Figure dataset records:
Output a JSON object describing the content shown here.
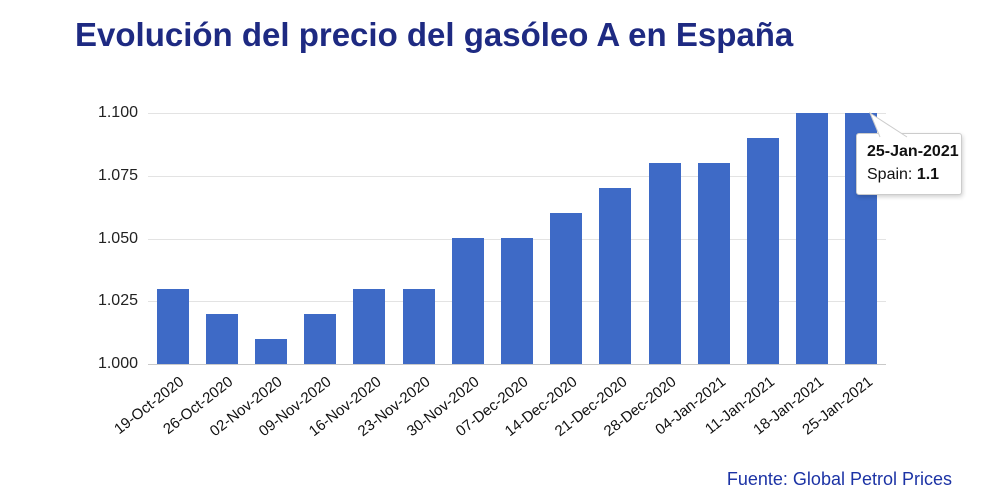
{
  "title": "Evolución del precio del gasóleo A en España",
  "footer": {
    "source": "Fuente: Global Petrol Prices"
  },
  "tooltip": {
    "date": "25-Jan-2021",
    "series_label": "Spain:",
    "value": "1.1"
  },
  "colors": {
    "bar": "#3e6ac6",
    "title": "#1e2a82",
    "footer": "#1c33a5"
  },
  "chart_data": {
    "type": "bar",
    "title": "Evolución del precio del gasóleo A en España",
    "series_name": "Spain",
    "categories": [
      "19-Oct-2020",
      "26-Oct-2020",
      "02-Nov-2020",
      "09-Nov-2020",
      "16-Nov-2020",
      "23-Nov-2020",
      "30-Nov-2020",
      "07-Dec-2020",
      "14-Dec-2020",
      "21-Dec-2020",
      "28-Dec-2020",
      "04-Jan-2021",
      "11-Jan-2021",
      "18-Jan-2021",
      "25-Jan-2021"
    ],
    "values": [
      1.03,
      1.02,
      1.01,
      1.02,
      1.03,
      1.03,
      1.05,
      1.05,
      1.06,
      1.07,
      1.08,
      1.08,
      1.09,
      1.1,
      1.1
    ],
    "xlabel": "",
    "ylabel": "",
    "ylim": [
      1.0,
      1.1
    ],
    "y_ticks": [
      {
        "value": 1.0,
        "label": "1.000"
      },
      {
        "value": 1.025,
        "label": "1.025"
      },
      {
        "value": 1.05,
        "label": "1.050"
      },
      {
        "value": 1.075,
        "label": "1.075"
      },
      {
        "value": 1.1,
        "label": "1.100"
      }
    ],
    "grid": true,
    "legend_position": "none",
    "highlighted_index": 14,
    "source_note": "Fuente: Global Petrol Prices"
  }
}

_TO BE DONE_:
Select, from the listing, all lines that include the word "Petrol".

_COMPLETE ANSWER_:
    "source": "Fuente: Global Petrol Prices"
    "source_note": "Fuente: Global Petrol Prices"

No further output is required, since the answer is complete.